**Exercise goal**
Exactly reproduce the lines that follow.

**Items**
◆ ◆ ◆ ◆ ◆

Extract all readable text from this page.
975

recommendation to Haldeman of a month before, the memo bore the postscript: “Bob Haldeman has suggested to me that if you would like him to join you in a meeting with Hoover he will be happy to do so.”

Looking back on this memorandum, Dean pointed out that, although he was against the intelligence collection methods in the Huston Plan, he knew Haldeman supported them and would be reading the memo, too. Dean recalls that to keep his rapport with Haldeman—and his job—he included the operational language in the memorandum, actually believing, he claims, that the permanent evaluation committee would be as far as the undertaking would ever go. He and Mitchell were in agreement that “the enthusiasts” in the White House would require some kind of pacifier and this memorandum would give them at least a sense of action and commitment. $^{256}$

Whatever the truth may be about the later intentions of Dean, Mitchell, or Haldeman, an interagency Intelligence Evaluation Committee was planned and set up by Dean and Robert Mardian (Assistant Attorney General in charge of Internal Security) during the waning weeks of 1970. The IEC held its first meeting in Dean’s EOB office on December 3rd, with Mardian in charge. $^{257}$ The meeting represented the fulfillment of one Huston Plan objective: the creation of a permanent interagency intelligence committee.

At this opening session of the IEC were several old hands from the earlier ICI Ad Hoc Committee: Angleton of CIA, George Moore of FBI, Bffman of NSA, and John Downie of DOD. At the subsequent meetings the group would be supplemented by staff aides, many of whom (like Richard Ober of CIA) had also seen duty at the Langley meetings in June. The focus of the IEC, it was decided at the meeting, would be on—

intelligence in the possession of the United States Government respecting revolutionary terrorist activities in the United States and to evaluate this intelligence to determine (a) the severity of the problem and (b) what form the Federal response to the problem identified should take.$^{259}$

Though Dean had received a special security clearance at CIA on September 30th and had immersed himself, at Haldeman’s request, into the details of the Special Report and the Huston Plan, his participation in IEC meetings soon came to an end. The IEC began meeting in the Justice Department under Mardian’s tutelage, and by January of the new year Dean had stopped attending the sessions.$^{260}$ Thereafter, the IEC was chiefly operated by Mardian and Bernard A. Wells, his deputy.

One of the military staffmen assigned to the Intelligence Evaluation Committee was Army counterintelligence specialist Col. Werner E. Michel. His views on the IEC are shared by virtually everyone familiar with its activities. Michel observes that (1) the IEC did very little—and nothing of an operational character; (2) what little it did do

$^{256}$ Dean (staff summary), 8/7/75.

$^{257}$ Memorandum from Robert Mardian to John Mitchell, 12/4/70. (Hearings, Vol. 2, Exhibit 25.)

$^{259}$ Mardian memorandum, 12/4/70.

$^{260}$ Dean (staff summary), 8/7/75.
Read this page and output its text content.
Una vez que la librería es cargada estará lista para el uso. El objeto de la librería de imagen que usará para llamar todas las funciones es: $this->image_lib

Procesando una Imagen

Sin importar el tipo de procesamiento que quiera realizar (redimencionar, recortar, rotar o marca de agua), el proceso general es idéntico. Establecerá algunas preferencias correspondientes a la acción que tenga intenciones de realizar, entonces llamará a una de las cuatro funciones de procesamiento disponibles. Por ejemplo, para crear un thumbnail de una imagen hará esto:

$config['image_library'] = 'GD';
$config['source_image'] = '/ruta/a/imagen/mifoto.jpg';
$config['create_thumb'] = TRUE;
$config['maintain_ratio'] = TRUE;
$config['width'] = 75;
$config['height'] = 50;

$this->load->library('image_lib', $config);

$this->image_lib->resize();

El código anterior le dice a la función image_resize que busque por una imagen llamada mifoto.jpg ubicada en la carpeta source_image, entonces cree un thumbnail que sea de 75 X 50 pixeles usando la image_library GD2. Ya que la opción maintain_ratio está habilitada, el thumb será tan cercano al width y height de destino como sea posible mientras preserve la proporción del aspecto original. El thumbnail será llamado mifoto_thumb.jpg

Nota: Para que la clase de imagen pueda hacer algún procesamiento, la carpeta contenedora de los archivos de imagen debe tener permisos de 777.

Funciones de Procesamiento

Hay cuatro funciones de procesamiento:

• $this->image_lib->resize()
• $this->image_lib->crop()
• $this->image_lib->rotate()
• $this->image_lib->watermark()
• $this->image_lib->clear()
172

◆ ◆ ◆ ◆ ◆

**Reply**
Extract all readable text from this page.
975

recommendation to Haldeman of a month before, the memo bore the postscript: “Bob Haldeman has suggested to me that if you would like him to join you in a meeting with Hoover he will be happy to do so.”

Looking back on this memorandum, Dean pointed out that, although he was against the intelligence collection methods in the Huston Plan, he knew Haldeman supported them and would be reading the memo, too. Dean recalls that to keep his rapport with Haldeman—and his job—he included the operational language in the memorandum, actually believing, he claims, that the permanent evaluation committee would be as far as the undertaking would ever go. He and Mitchell were in agreement that “the enthusiasts” in the White House would require some kind of pacifier and this memorandum would give them at least a sense of action and commitment. $^{256}$

Whatever the truth may be about the later intentions of Dean, Mitchell, or Haldeman, an interagency Intelligence Evaluation Committee was planned and set up by Dean and Robert Mardian (Assistant Attorney General in charge of Internal Security) during the waning weeks of 1970. The IEC held its first meeting in Dean’s EOB office on December 3rd, with Mardian in charge. $^{257}$ The meeting represented the fulfillment of one Huston Plan objective: the creation of a permanent interagency intelligence committee.

At this opening session of the IEC were several old hands from the earlier ICI Ad Hoc Committee: Angleton of CIA, George Moore of FBI, Bffman of NSA, and John Downie of DOD. At the subsequent meetings the group would be supplemented by staff aides, many of whom (like Richard Ober of CIA) had also seen duty at the Langley meetings in June. The focus of the IEC, it was decided at the meeting, would be on—

intelligence in the possession of the United States Government respecting revolutionary terrorist activities in the United States and to evaluate this intelligence to determine (a) the severity of the problem and (b) what form the Federal response to the problem identified should take.$^{259}$

Though Dean had received a special security clearance at CIA on September 30th and had immersed himself, at Haldeman’s request, into the details of the Special Report and the Huston Plan, his participation in IEC meetings soon came to an end. The IEC began meeting in the Justice Department under Mardian’s tutelage, and by January of the new year Dean had stopped attending the sessions.$^{260}$ Thereafter, the IEC was chiefly operated by Mardian and Bernard A. Wells, his deputy.

One of the military staffmen assigned to the Intelligence Evaluation Committee was Army counterintelligence specialist Col. Werner E. Michel. His views on the IEC are shared by virtually everyone familiar with its activities. Michel observes that (1) the IEC did very little—and nothing of an operational character; (2) what little it did do

$^{256}$ Dean (staff summary), 8/7/75.

$^{257}$ Memorandum from Robert Mardian to John Mitchell, 12/4/70. (Hearings, Vol. 2, Exhibit 25.)

$^{259}$ Mardian memorandum, 12/4/70.

$^{260}$ Dean (staff summary), 8/7/75.
Read this page and output its text content.
Una vez que la librería es cargada estará lista para el uso. El objeto de la librería de imagen que usará para llamar todas las funciones es: $this->image_lib

Procesando una Imagen

Sin importar el tipo de procesamiento que quiera realizar (redimencionar, recortar, rotar o marca de agua), el proceso general es idéntico. Establecerá algunas preferencias correspondientes a la acción que tenga intenciones de realizar, entonces llamará a una de las cuatro funciones de procesamiento disponibles. Por ejemplo, para crear un thumbnail de una imagen hará esto:

$config['image_library'] = 'GD';
$config['source_image'] = '/ruta/a/imagen/mifoto.jpg';
$config['create_thumb'] = TRUE;
$config['maintain_ratio'] = TRUE;
$config['width'] = 75;
$config['height'] = 50;

$this->load->library('image_lib', $config);

$this->image_lib->resize();

El código anterior le dice a la función image_resize que busque por una imagen llamada mifoto.jpg ubicada en la carpeta source_image, entonces cree un thumbnail que sea de 75 X 50 pixeles usando la image_library GD2. Ya que la opción maintain_ratio está habilitada, el thumb será tan cercano al width y height de destino como sea posible mientras preserve la proporción del aspecto original. El thumbnail será llamado mifoto_thumb.jpg

Nota: Para que la clase de imagen pueda hacer algún procesamiento, la carpeta contenedora de los archivos de imagen debe tener permisos de 777.

Funciones de Procesamiento

Hay cuatro funciones de procesamiento:

• $this->image_lib->resize()
• $this->image_lib->crop()
• $this->image_lib->rotate()
• $this->image_lib->watermark()
• $this->image_lib->clear()
172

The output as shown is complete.